**YOUR TASK**
Repeat each record word for word. Leave nothing out.

(Document text records)
+++++

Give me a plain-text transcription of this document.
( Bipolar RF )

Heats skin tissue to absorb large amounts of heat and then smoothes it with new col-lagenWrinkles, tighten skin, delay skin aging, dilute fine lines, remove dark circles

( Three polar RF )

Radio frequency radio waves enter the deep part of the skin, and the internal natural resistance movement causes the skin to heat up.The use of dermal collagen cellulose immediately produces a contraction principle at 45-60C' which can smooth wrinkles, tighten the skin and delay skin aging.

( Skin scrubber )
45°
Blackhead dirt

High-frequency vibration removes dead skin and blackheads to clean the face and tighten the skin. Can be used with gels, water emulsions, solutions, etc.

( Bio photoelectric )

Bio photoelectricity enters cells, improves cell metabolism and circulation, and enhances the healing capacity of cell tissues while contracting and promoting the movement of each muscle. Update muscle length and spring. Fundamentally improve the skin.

+++++

**EXERCISE SOLUTION**
Give me a plain-text transcription of this document.
( Bipolar RF )

Heats skin tissue to absorb large amounts of heat and then smoothes it with new col-lagenWrinkles, tighten skin, delay skin aging, dilute fine lines, remove dark circles

( Three polar RF )

Radio frequency radio waves enter the deep part of the skin, and the internal natural resistance movement causes the skin to heat up.The use of dermal collagen cellulose immediately produces a contraction principle at 45-60C' which can smooth wrinkles, tighten the skin and delay skin aging.

( Skin scrubber )
45°
Blackhead dirt

High-frequency vibration removes dead skin and blackheads to clean the face and tighten the skin. Can be used with gels, water emulsions, solutions, etc.

( Bio photoelectric )

Bio photoelectricity enters cells, improves cell metabolism and circulation, and enhances the healing capacity of cell tissues while contracting and promoting the movement of each muscle. Update muscle length and spring. Fundamentally improve the skin.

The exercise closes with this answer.